Set task: Copy all of the material exactly. Pictures are not to appear in the copy.

Task inputs:
--------
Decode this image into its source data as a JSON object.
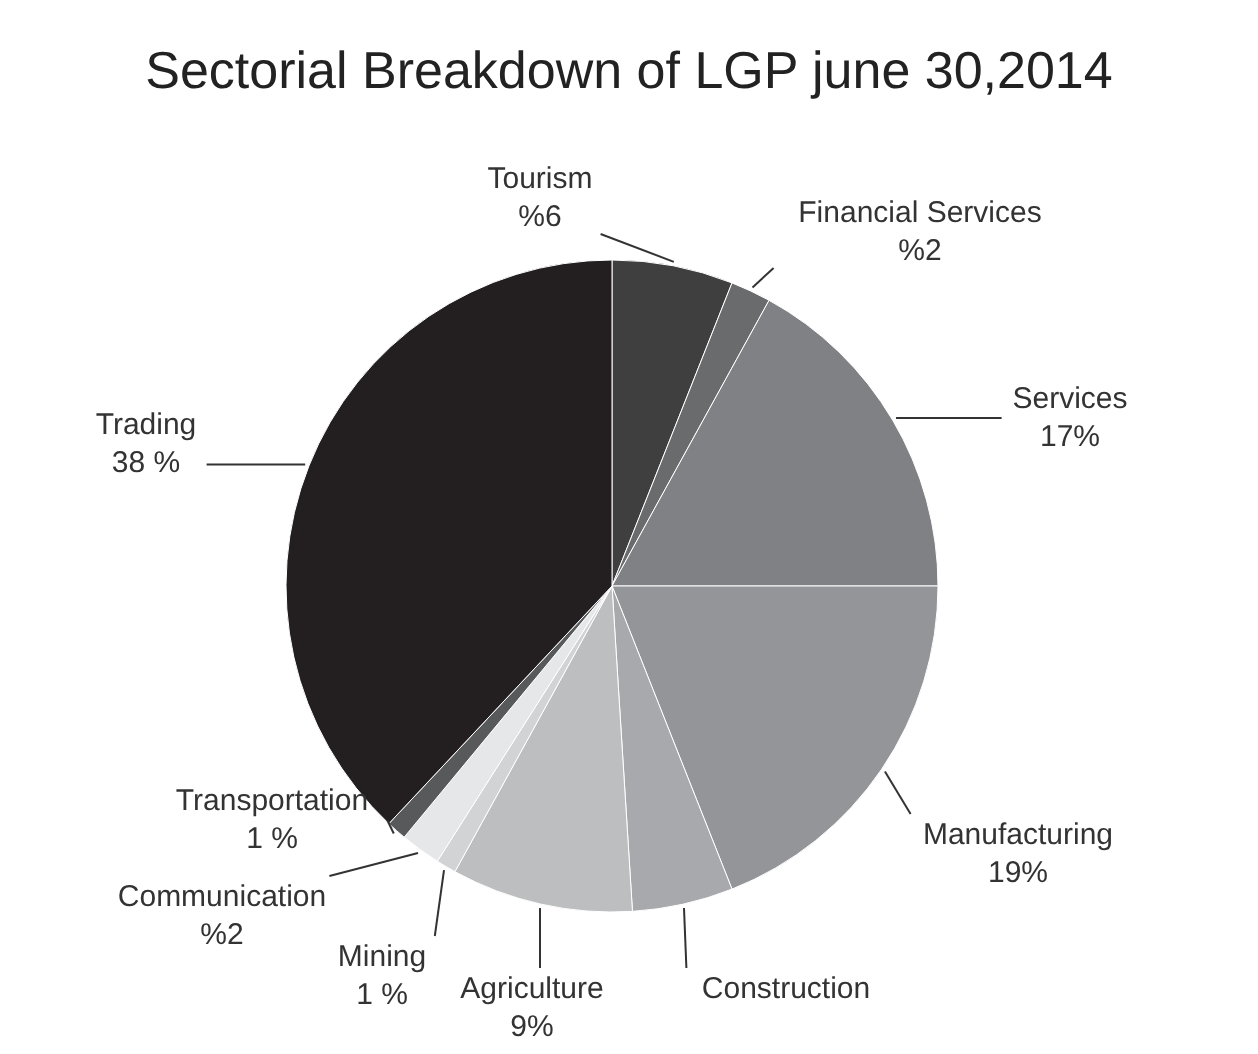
{
  "chart_data": {
    "type": "pie",
    "title": "Sectorial Breakdown of LGP june 30,2014",
    "categories": [
      "Tourism",
      "Financial Services",
      "Services",
      "Manufacturing",
      "Construction",
      "Agriculture",
      "Mining",
      "Communication",
      "Transportation",
      "Trading"
    ],
    "values": [
      6,
      2,
      17,
      19,
      5,
      9,
      1,
      2,
      1,
      38
    ],
    "value_labels": [
      "%6",
      "%2",
      "17%",
      "19%",
      null,
      "9%",
      "1 %",
      "%2",
      "1 %",
      "38 %"
    ],
    "colors": [
      "#3f3f3f",
      "#6a6b6d",
      "#808184",
      "#939598",
      "#a7a9ac",
      "#bcbec0",
      "#d1d3d4",
      "#e6e7e8",
      "#58595b",
      "#231f20"
    ]
  }
}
--------
Written response:
Decode this image into its source data as a JSON object.
{
  "chart_data": {
    "type": "pie",
    "title": "Sectorial Breakdown of LGP june 30,2014",
    "categories": [
      "Tourism",
      "Financial Services",
      "Services",
      "Manufacturing",
      "Construction",
      "Agriculture",
      "Mining",
      "Communication",
      "Transportation",
      "Trading"
    ],
    "values": [
      6,
      2,
      17,
      19,
      5,
      9,
      1,
      2,
      1,
      38
    ],
    "value_labels": [
      "%6",
      "%2",
      "17%",
      "19%",
      null,
      "9%",
      "1 %",
      "%2",
      "1 %",
      "38 %"
    ],
    "colors": [
      "#3f3f3f",
      "#6a6b6d",
      "#808184",
      "#939598",
      "#a7a9ac",
      "#bcbec0",
      "#d1d3d4",
      "#e6e7e8",
      "#58595b",
      "#231f20"
    ]
  }
}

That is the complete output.